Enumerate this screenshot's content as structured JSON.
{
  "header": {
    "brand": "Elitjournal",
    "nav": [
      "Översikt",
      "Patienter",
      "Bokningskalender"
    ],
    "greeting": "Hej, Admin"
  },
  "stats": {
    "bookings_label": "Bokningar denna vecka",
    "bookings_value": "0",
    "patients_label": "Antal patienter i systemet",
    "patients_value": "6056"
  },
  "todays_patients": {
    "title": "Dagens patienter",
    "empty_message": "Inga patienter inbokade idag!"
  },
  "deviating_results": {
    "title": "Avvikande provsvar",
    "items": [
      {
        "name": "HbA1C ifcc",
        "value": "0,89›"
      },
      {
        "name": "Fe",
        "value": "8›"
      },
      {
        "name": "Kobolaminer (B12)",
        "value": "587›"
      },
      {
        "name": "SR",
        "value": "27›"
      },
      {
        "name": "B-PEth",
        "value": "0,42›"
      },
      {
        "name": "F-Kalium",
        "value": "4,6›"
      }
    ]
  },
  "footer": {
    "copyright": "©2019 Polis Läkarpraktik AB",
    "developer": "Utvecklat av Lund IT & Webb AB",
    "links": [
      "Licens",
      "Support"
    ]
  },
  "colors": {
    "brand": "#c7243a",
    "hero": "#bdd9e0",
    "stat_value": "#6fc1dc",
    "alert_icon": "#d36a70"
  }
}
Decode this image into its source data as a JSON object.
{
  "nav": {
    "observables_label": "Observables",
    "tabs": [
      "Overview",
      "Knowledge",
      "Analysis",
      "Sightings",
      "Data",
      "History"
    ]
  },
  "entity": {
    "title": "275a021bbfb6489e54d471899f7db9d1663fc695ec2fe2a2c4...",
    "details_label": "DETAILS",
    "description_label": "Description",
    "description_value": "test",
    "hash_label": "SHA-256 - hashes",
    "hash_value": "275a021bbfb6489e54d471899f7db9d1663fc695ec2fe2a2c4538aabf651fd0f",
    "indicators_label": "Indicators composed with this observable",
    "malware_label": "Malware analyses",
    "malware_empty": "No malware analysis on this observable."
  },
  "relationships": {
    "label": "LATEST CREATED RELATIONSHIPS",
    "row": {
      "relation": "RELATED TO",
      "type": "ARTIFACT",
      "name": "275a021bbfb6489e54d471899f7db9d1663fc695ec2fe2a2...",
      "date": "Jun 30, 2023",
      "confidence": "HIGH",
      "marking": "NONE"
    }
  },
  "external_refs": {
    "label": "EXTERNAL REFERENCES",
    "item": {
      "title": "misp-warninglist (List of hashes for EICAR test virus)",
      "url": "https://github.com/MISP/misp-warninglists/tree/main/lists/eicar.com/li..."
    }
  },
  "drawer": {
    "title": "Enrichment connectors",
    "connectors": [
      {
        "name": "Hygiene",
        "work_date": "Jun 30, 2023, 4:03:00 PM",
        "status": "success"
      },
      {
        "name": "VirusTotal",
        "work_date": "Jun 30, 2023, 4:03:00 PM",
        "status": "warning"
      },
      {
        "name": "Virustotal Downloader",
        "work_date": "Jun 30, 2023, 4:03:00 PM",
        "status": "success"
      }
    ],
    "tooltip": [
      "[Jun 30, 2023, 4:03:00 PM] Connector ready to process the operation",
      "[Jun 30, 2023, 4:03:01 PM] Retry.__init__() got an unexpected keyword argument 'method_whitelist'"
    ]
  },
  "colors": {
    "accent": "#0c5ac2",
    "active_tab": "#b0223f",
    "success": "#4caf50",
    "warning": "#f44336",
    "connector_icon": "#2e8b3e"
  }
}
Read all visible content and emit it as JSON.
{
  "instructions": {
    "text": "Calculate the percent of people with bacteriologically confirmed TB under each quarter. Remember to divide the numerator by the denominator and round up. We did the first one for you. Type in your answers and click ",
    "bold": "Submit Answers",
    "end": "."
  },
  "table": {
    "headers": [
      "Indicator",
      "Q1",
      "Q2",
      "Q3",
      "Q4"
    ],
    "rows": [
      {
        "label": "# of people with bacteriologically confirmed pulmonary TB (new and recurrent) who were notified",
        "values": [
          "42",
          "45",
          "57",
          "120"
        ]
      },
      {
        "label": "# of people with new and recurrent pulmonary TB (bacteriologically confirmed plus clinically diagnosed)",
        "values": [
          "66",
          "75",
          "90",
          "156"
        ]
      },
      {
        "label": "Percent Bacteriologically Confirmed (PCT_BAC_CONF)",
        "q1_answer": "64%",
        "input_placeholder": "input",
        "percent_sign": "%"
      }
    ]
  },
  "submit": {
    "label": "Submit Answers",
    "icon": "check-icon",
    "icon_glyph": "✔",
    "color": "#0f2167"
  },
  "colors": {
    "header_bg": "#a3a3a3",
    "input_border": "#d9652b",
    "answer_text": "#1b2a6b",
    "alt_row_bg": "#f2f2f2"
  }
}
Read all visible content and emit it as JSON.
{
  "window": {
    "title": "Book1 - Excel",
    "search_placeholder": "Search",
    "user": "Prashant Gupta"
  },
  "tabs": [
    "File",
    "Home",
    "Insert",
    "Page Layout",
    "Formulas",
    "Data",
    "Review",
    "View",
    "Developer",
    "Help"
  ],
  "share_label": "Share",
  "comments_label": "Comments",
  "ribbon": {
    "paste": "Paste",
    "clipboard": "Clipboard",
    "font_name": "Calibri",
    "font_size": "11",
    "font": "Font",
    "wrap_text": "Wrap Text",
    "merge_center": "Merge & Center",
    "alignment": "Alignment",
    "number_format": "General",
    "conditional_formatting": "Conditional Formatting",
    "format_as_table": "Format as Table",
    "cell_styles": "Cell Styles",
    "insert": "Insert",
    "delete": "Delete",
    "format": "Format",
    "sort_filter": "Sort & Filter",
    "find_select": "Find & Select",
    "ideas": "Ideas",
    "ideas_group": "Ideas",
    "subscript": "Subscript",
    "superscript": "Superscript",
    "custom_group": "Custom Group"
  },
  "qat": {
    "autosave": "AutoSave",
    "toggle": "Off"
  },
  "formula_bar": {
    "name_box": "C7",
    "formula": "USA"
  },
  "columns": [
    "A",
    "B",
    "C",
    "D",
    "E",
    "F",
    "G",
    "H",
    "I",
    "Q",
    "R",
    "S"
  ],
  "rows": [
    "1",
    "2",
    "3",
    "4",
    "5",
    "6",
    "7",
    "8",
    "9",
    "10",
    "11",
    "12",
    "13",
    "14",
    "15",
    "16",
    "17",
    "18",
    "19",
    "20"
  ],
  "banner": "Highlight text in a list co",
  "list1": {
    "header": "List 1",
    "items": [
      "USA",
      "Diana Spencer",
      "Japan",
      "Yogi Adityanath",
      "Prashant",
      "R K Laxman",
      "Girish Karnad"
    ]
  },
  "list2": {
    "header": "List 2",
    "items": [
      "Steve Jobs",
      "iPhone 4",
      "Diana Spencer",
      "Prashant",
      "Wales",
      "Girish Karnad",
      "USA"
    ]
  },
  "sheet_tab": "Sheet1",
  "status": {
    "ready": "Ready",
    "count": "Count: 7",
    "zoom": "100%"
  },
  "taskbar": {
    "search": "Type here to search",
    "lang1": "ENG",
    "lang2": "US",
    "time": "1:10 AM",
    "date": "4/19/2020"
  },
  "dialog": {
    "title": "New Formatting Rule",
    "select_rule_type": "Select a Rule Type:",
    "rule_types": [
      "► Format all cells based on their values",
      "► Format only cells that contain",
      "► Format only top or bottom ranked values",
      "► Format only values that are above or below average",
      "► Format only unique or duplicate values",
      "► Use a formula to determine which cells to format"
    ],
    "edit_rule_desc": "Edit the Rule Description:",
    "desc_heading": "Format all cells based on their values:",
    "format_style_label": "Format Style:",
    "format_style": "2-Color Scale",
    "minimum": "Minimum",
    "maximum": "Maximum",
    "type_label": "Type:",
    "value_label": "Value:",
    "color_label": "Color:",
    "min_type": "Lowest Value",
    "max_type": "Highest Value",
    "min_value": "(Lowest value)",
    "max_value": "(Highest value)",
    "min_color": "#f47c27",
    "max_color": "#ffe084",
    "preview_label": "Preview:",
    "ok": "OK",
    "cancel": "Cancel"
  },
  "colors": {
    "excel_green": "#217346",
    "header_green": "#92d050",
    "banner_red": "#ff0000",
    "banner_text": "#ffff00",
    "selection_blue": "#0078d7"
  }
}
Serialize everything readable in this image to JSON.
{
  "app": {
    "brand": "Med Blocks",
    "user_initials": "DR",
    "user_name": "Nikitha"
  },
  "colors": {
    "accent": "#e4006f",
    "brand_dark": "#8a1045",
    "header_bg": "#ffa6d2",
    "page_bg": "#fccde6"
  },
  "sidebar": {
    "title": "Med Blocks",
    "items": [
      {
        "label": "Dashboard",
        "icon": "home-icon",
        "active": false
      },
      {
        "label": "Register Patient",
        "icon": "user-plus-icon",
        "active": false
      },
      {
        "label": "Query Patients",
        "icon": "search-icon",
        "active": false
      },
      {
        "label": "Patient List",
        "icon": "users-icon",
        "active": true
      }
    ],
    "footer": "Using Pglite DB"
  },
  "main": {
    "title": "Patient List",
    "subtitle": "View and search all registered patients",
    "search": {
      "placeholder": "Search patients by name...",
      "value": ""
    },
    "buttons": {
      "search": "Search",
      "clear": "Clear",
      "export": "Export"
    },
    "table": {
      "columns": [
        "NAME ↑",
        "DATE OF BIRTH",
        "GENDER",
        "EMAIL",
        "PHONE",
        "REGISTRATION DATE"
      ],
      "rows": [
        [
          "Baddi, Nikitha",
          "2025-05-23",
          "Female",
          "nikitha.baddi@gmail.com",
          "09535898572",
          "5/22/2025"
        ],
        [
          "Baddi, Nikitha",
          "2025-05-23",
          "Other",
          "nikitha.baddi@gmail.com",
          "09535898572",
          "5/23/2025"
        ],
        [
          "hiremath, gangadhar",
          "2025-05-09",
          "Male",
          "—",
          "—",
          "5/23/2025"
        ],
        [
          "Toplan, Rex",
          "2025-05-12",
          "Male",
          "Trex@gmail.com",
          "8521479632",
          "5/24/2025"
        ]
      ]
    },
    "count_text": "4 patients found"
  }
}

===============

WORK TO BE COMPLETED
Scan the material above for "status". Copy every line where it appears.

RESPONSE
        "status": "success"
        "status": "warning"
        "status": "success"
  "status": {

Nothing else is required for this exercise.